[start GIVEN ENTRIES]

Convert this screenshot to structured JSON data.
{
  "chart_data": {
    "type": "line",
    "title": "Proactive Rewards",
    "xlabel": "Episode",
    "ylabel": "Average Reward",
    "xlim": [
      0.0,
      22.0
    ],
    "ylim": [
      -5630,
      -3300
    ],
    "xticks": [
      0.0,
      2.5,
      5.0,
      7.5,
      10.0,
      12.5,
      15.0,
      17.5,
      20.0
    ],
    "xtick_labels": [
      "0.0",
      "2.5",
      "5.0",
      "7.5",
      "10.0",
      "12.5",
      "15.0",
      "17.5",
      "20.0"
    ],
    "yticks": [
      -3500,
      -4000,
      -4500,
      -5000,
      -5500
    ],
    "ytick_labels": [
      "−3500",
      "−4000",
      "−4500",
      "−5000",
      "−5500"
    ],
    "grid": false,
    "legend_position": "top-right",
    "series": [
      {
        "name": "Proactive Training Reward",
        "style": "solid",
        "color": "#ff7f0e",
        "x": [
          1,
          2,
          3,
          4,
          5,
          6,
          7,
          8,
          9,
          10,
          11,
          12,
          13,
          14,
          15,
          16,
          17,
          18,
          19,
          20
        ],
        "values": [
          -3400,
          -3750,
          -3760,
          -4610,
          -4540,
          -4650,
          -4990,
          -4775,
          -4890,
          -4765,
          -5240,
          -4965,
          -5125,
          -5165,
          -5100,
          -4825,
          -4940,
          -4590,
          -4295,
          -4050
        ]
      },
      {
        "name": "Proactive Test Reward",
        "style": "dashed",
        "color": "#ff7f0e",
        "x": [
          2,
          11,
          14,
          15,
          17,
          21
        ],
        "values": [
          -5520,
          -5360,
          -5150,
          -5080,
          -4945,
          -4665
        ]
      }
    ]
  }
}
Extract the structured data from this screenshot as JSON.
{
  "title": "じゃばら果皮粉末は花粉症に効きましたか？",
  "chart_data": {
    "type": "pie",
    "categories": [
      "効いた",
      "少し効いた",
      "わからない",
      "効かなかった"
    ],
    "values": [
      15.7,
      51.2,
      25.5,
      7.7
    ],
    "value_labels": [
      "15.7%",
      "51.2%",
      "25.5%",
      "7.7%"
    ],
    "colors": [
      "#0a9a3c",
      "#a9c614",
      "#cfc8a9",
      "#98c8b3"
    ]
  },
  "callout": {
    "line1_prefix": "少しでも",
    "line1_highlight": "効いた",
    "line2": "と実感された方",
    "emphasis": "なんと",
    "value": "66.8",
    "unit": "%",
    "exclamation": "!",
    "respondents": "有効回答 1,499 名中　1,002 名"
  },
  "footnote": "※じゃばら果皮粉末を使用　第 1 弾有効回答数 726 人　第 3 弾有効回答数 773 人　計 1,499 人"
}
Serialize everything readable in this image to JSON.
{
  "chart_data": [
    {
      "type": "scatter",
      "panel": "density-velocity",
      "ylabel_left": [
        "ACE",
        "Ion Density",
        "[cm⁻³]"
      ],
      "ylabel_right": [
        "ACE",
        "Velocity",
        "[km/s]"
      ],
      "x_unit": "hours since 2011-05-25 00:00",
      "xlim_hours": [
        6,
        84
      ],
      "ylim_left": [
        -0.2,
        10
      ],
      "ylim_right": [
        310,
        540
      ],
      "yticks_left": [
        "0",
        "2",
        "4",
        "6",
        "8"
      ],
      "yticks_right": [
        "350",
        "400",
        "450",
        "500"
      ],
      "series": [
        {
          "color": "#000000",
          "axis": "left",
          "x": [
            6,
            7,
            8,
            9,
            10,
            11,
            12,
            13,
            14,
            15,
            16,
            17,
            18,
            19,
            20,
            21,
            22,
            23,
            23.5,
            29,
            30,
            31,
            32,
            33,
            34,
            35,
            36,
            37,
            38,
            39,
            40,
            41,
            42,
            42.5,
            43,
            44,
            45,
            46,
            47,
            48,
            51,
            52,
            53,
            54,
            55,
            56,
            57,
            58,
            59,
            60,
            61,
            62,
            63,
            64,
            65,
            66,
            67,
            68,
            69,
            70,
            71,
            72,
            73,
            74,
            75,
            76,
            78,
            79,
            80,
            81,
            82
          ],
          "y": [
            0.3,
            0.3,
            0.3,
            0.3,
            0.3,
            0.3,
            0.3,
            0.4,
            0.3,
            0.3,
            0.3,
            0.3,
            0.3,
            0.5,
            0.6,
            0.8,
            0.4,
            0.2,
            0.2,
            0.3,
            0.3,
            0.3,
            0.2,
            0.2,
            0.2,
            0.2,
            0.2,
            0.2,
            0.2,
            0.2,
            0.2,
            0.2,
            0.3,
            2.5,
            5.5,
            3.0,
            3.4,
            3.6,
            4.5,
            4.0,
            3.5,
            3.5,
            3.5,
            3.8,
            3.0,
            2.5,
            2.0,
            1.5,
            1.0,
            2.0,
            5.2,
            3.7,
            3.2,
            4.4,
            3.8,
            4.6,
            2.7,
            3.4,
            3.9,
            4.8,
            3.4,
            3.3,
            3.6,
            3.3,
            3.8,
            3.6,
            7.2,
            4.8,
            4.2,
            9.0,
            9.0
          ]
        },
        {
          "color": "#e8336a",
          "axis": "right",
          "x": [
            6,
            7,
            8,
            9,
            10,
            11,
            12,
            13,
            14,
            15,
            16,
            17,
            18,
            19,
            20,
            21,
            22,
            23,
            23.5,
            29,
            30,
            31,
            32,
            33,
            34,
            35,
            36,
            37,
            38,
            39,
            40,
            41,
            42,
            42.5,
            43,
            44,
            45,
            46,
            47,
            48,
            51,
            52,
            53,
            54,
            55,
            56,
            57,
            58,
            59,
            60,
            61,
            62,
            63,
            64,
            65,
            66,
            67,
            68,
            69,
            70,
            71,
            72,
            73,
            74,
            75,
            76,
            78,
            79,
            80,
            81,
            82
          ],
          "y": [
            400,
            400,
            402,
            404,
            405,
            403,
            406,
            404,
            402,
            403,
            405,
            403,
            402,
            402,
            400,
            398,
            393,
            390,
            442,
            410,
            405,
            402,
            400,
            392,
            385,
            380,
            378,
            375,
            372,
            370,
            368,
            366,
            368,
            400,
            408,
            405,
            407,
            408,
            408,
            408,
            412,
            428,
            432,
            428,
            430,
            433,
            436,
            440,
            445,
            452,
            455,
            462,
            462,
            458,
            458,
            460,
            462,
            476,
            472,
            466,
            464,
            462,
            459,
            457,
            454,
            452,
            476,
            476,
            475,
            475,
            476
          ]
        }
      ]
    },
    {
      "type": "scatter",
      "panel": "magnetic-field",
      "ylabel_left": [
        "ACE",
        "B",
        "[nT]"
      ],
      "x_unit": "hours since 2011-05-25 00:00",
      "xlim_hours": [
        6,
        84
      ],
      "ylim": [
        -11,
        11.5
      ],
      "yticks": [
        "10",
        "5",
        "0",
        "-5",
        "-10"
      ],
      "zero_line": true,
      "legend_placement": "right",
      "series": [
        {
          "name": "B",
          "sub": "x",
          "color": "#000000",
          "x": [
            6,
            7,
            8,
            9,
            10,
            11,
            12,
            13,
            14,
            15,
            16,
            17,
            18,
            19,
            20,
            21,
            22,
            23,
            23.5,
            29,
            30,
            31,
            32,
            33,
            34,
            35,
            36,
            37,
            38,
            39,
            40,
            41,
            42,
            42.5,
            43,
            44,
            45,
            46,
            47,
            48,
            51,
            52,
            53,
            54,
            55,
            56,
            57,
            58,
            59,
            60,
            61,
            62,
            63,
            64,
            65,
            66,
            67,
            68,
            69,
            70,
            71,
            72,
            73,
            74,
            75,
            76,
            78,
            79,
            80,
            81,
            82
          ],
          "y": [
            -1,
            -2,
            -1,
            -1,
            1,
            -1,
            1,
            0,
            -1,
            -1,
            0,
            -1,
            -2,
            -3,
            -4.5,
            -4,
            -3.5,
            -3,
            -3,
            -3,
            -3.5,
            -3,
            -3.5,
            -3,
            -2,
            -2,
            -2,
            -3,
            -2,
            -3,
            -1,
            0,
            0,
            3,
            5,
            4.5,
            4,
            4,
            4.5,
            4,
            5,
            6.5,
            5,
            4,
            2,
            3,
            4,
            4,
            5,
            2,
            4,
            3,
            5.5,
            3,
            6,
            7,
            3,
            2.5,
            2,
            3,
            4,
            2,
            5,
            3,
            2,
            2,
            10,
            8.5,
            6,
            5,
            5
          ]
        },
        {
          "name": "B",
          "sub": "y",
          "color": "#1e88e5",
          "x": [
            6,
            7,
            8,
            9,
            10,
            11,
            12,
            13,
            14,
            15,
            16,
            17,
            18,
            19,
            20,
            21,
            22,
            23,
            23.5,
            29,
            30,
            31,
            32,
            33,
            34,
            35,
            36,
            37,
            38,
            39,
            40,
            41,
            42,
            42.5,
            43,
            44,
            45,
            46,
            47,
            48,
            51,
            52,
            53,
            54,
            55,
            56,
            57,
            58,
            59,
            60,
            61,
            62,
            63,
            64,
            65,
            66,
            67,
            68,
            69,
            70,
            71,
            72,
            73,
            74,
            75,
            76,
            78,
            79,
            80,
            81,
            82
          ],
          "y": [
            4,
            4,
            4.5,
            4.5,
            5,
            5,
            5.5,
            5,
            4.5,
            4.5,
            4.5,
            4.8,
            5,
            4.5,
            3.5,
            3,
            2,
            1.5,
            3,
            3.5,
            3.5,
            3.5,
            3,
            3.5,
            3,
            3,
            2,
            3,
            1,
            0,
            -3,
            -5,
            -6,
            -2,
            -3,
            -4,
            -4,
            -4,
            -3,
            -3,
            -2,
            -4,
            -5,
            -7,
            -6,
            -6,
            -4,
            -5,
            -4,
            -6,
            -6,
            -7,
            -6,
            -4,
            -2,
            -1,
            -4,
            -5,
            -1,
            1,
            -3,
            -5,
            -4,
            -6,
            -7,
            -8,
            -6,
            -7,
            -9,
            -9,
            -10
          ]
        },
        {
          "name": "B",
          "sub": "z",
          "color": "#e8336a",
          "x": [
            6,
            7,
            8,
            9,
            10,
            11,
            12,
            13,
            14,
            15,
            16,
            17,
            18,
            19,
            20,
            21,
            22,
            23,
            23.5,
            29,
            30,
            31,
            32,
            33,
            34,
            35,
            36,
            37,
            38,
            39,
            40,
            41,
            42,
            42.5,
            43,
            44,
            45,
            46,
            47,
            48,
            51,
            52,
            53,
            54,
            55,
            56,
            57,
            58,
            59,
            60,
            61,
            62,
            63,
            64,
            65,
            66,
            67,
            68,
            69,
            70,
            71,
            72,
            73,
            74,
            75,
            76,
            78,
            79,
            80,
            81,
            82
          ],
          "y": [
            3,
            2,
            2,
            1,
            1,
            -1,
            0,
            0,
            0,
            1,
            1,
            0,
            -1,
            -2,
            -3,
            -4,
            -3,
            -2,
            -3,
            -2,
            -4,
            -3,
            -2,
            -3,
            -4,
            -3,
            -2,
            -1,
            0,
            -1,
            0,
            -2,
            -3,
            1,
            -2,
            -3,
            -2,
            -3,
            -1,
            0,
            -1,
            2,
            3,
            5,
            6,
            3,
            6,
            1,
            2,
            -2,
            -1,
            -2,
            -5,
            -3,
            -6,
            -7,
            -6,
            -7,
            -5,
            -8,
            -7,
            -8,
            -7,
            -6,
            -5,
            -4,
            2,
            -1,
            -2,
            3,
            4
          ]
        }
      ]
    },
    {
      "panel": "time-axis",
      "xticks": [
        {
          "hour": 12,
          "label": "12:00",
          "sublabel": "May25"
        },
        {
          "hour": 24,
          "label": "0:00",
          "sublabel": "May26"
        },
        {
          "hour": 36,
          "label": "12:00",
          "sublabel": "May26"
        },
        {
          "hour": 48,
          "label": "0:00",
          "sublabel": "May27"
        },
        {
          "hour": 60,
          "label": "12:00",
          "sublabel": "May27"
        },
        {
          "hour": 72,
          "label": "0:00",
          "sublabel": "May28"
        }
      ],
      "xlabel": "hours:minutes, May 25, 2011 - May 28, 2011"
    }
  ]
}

[end GIVEN ENTRIES]

Copy out every line from the data above that has "xlabel" in it.

    "xlabel": "Episode",
      "xlabel": "hours:minutes, May 25, 2011 - May 28, 2011"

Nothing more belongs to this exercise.